### Stored records

━━━━━━━━━━━━━━━━

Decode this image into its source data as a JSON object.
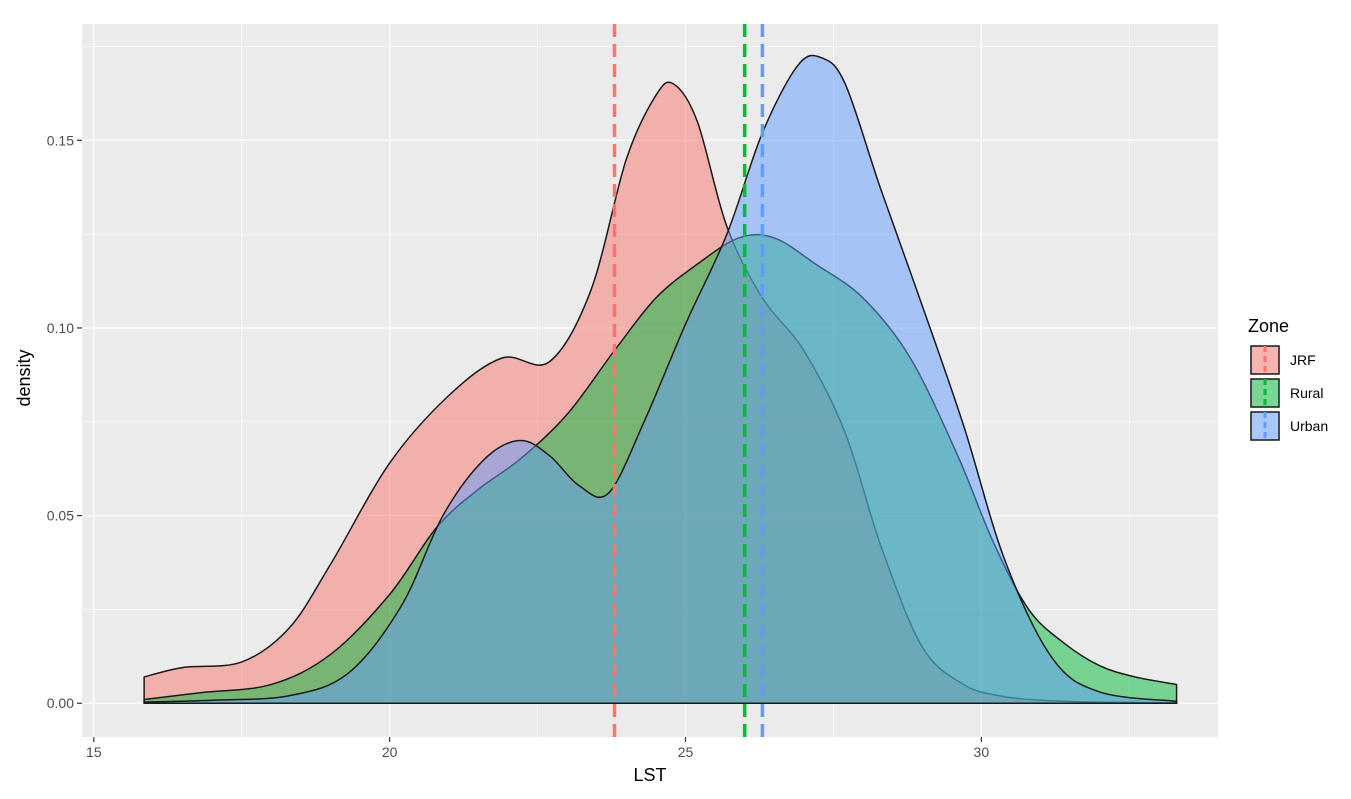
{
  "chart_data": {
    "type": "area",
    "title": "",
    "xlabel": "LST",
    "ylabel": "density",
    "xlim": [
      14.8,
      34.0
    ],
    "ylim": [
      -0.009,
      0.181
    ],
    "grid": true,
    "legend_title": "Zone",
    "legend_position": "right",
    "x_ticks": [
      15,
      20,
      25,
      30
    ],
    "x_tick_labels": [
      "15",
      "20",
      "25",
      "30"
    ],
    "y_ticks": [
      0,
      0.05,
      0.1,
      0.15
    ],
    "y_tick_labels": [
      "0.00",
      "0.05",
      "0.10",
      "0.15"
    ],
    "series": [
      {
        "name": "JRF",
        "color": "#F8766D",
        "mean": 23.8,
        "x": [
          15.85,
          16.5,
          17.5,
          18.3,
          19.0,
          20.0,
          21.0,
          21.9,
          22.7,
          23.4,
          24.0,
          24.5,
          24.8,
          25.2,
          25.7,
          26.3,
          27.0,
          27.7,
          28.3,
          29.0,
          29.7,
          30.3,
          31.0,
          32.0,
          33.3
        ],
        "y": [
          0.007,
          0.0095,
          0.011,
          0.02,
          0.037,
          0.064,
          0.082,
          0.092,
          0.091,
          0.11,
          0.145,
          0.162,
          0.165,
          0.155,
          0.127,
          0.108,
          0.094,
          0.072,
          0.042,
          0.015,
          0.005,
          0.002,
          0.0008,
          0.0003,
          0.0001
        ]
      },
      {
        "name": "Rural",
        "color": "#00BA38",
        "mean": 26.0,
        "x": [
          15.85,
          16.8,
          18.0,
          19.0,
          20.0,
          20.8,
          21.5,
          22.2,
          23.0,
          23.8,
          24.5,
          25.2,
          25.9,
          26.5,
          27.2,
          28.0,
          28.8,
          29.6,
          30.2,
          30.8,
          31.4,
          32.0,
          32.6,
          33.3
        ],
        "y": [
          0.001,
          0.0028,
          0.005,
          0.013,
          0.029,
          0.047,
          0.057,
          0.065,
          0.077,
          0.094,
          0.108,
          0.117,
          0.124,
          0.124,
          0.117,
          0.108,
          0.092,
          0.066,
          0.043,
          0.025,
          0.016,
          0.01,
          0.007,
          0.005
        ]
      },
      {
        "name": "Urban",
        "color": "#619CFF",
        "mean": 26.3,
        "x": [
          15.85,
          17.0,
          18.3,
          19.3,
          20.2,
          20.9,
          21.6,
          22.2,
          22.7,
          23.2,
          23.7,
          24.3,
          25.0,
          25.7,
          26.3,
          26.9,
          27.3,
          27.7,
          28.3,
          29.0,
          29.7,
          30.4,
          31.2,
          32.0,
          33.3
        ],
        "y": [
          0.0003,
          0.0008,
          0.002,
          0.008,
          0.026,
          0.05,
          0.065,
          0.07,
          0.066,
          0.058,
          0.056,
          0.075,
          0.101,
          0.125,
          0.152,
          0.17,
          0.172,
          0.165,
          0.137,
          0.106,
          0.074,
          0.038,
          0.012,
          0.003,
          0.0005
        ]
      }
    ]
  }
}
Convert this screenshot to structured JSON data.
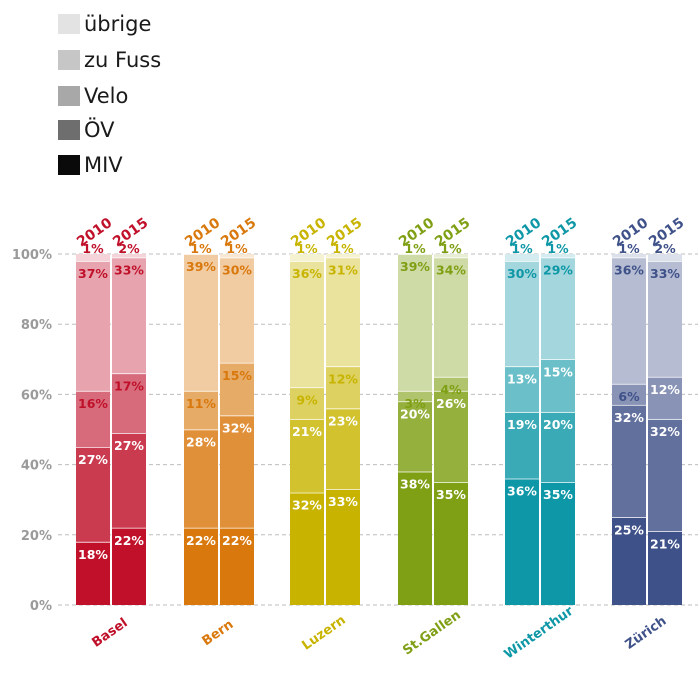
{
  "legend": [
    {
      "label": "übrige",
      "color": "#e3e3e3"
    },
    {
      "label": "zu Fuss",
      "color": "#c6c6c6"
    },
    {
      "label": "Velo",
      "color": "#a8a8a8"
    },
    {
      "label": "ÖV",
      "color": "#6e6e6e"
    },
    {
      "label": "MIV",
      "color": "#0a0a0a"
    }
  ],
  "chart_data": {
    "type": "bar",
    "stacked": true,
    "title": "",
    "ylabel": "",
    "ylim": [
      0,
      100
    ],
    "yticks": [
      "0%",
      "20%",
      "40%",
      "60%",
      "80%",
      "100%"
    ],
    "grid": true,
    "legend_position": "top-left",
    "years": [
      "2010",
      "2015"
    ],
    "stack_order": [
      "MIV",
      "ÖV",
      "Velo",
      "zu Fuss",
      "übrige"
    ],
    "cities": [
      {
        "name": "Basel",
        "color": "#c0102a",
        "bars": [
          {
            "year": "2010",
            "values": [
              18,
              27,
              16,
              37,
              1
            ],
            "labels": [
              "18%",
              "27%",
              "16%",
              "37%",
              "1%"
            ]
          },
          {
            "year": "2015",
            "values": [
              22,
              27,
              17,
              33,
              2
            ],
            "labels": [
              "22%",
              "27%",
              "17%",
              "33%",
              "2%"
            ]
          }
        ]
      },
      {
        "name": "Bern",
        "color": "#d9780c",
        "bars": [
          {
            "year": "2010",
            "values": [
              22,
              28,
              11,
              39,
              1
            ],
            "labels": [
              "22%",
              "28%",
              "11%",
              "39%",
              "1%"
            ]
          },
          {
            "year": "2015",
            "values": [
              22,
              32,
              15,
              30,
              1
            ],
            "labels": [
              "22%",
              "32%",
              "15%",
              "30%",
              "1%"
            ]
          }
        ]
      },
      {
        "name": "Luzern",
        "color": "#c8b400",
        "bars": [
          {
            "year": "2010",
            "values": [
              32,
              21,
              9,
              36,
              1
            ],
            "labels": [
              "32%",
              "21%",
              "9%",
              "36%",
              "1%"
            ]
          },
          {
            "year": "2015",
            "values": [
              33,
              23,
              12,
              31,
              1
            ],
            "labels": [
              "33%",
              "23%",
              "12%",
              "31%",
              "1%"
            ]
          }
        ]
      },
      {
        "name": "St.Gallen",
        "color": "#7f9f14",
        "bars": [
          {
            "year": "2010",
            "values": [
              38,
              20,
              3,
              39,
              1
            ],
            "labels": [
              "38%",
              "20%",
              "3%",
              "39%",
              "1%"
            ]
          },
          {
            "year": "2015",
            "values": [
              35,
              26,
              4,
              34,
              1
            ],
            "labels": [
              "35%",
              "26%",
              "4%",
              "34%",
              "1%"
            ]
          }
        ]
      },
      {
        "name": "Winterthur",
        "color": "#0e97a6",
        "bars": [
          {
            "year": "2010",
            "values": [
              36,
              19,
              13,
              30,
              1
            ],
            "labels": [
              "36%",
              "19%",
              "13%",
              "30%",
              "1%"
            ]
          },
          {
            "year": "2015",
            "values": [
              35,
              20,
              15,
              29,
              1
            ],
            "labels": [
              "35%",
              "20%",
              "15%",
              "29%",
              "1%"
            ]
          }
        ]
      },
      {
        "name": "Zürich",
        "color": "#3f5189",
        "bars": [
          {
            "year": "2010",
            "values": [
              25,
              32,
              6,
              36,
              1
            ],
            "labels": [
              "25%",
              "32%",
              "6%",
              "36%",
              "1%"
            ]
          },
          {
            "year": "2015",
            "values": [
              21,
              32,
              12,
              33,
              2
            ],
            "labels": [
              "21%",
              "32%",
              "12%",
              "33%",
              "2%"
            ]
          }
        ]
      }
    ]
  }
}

━━━━━━━━━━━━━━━━

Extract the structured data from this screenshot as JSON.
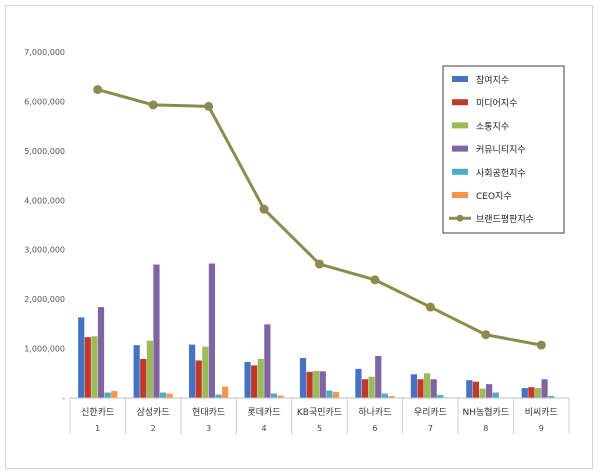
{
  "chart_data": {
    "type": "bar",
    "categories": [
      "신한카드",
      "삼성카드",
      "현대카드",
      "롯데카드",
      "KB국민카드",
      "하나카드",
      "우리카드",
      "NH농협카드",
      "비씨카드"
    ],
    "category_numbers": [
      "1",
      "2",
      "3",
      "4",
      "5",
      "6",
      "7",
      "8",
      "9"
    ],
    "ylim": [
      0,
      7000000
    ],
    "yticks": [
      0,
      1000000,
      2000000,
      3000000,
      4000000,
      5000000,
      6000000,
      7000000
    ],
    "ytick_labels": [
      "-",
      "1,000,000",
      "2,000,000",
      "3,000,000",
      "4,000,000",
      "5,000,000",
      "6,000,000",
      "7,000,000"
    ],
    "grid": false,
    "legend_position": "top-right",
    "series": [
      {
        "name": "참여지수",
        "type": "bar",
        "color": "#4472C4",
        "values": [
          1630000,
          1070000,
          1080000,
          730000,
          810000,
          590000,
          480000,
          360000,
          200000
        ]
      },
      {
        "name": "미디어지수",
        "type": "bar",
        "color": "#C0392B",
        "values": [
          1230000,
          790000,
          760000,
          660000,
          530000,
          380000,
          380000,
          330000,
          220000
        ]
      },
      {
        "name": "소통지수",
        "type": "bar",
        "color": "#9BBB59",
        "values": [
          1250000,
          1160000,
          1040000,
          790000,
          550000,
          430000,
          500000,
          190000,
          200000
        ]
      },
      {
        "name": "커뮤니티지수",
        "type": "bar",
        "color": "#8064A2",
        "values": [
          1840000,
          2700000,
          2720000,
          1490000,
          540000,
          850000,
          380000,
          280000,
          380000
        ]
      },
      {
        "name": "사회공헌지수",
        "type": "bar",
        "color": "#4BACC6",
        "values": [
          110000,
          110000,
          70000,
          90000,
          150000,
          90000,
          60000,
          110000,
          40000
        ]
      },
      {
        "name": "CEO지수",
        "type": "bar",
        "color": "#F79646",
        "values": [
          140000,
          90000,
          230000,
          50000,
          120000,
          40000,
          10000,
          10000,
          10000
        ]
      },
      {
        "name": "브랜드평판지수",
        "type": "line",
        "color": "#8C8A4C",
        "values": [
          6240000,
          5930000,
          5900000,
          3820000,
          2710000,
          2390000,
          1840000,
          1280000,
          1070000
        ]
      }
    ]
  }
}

━━━━━━━━━━━━━━━━

### Problem to solve
In the entries above, locate every line with the word "right" and copy it.

### Output for this exercise
    "legend_position": "right",
    "legend_position": "top-right",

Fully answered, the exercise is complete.